§ EXERCISE BRIEF: Show each line from the listing that includes the word "Pages".

§ DATA LINES:
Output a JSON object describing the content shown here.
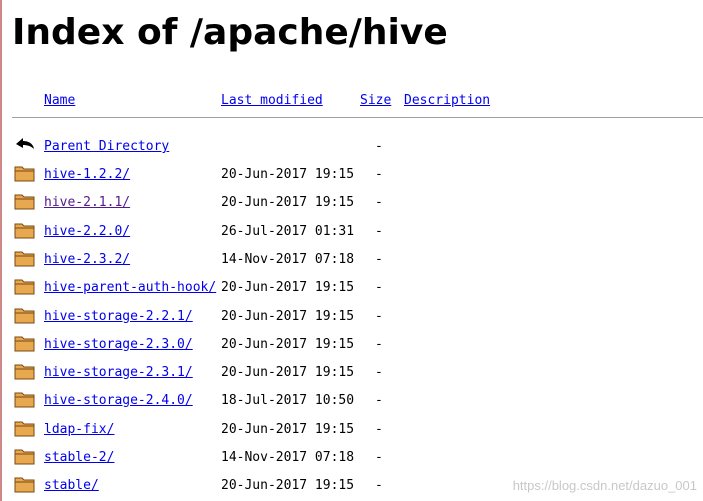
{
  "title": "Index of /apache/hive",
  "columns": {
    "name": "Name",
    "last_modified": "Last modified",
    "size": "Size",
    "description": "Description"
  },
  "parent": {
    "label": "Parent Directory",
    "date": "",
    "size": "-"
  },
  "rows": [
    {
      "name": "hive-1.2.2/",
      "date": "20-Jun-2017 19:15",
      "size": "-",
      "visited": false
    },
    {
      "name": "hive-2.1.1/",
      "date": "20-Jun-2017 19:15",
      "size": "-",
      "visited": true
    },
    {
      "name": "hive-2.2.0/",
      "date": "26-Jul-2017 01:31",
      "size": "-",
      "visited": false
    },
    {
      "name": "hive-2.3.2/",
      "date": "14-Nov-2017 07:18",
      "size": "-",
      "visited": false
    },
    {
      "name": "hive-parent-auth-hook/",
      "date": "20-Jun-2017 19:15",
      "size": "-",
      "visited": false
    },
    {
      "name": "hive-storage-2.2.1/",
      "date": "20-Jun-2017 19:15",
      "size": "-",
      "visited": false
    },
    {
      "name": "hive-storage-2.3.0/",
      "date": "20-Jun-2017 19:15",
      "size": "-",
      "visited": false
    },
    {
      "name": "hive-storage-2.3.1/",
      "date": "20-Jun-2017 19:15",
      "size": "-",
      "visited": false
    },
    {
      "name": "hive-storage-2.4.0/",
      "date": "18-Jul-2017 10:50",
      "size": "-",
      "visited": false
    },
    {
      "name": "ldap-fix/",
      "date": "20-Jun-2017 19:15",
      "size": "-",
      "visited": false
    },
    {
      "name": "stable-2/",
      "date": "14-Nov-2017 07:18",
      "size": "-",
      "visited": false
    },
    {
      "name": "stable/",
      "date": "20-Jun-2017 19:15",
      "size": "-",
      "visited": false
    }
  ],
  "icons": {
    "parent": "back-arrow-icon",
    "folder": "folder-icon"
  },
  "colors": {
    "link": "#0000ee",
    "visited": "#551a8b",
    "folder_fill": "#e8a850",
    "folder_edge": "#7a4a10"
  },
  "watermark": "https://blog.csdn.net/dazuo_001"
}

---

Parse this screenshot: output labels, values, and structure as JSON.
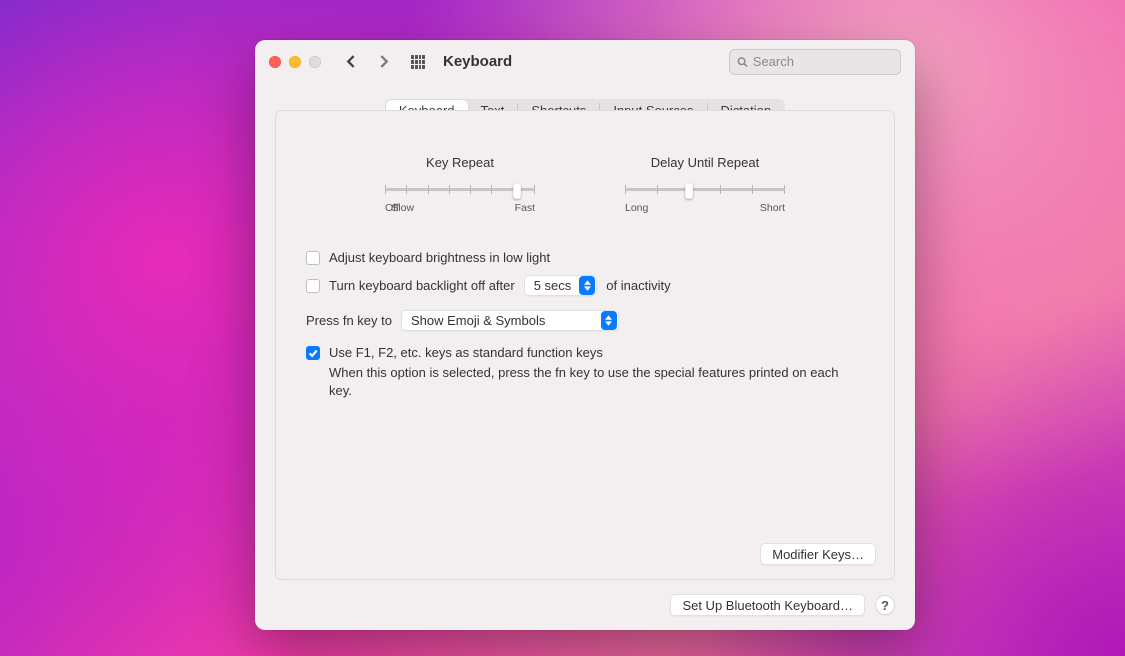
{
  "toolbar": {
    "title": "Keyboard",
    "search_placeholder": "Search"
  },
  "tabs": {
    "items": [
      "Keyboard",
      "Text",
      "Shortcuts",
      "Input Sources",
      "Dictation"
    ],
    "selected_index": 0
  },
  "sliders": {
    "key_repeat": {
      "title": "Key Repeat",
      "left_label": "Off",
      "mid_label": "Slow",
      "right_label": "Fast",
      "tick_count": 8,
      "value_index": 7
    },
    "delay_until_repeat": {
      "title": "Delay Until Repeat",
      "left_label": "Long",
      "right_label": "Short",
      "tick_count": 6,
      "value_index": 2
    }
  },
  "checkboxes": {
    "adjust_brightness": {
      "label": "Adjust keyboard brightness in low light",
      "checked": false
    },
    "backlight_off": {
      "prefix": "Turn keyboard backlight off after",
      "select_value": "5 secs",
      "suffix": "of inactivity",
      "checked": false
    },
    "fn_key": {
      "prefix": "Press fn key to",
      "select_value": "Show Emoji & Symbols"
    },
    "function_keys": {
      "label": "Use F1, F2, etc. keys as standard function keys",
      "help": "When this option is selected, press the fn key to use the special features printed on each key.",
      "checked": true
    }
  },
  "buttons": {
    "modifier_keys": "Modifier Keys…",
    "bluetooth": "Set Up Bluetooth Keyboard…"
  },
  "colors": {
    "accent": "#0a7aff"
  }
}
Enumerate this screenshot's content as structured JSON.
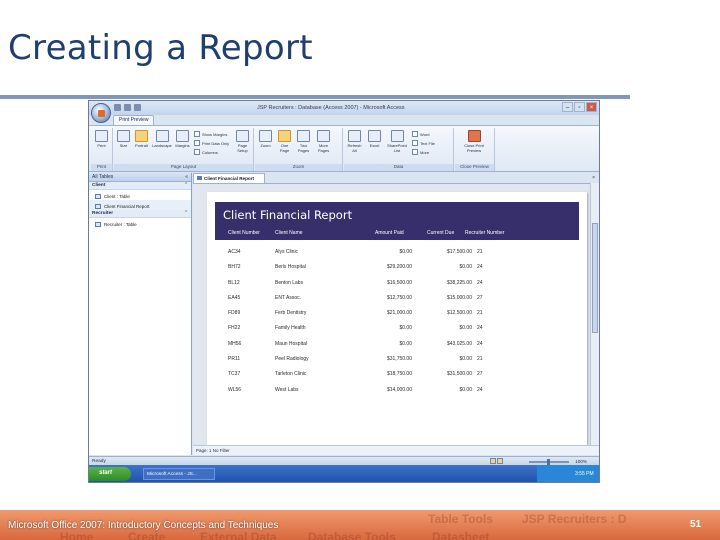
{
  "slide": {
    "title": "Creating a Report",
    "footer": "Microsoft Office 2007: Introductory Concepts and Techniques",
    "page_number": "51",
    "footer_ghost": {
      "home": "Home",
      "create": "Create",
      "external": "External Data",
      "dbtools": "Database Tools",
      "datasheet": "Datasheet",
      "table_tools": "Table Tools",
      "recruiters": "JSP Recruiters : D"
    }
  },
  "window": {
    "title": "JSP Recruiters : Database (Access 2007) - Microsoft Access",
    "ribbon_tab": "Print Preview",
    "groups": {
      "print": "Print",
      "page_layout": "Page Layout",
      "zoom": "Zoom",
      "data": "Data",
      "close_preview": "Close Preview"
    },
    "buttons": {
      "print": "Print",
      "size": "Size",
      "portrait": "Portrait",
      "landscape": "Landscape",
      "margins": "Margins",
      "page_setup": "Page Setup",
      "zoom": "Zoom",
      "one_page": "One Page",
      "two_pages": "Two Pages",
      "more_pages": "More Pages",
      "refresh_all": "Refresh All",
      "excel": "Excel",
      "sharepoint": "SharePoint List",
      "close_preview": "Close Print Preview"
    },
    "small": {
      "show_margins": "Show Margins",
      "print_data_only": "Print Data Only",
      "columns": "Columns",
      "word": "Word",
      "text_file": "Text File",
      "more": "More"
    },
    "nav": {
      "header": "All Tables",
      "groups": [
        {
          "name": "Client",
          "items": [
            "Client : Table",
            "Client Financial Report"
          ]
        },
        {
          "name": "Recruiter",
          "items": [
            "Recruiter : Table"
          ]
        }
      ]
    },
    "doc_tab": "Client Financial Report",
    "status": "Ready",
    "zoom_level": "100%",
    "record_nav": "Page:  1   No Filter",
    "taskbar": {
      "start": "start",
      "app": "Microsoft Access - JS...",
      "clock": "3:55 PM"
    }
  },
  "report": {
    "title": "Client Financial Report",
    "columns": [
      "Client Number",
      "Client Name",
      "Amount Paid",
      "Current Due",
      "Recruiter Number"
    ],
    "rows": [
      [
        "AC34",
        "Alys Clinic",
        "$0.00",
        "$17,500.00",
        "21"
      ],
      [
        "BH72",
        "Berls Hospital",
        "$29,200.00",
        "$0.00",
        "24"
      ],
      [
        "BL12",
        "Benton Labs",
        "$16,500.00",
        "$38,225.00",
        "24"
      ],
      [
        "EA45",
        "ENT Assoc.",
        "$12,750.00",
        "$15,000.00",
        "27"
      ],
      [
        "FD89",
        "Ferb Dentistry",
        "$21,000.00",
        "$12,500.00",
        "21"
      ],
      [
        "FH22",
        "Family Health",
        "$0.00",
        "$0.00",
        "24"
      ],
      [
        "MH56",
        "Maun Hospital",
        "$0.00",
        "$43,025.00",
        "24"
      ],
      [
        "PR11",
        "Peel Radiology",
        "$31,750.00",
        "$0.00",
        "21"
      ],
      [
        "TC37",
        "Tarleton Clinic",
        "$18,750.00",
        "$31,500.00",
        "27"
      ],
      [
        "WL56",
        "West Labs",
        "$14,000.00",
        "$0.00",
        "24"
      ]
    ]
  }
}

§ OUTPUT BELOW:
      "two_pages": "Two Pages",
      "more_pages": "More Pages",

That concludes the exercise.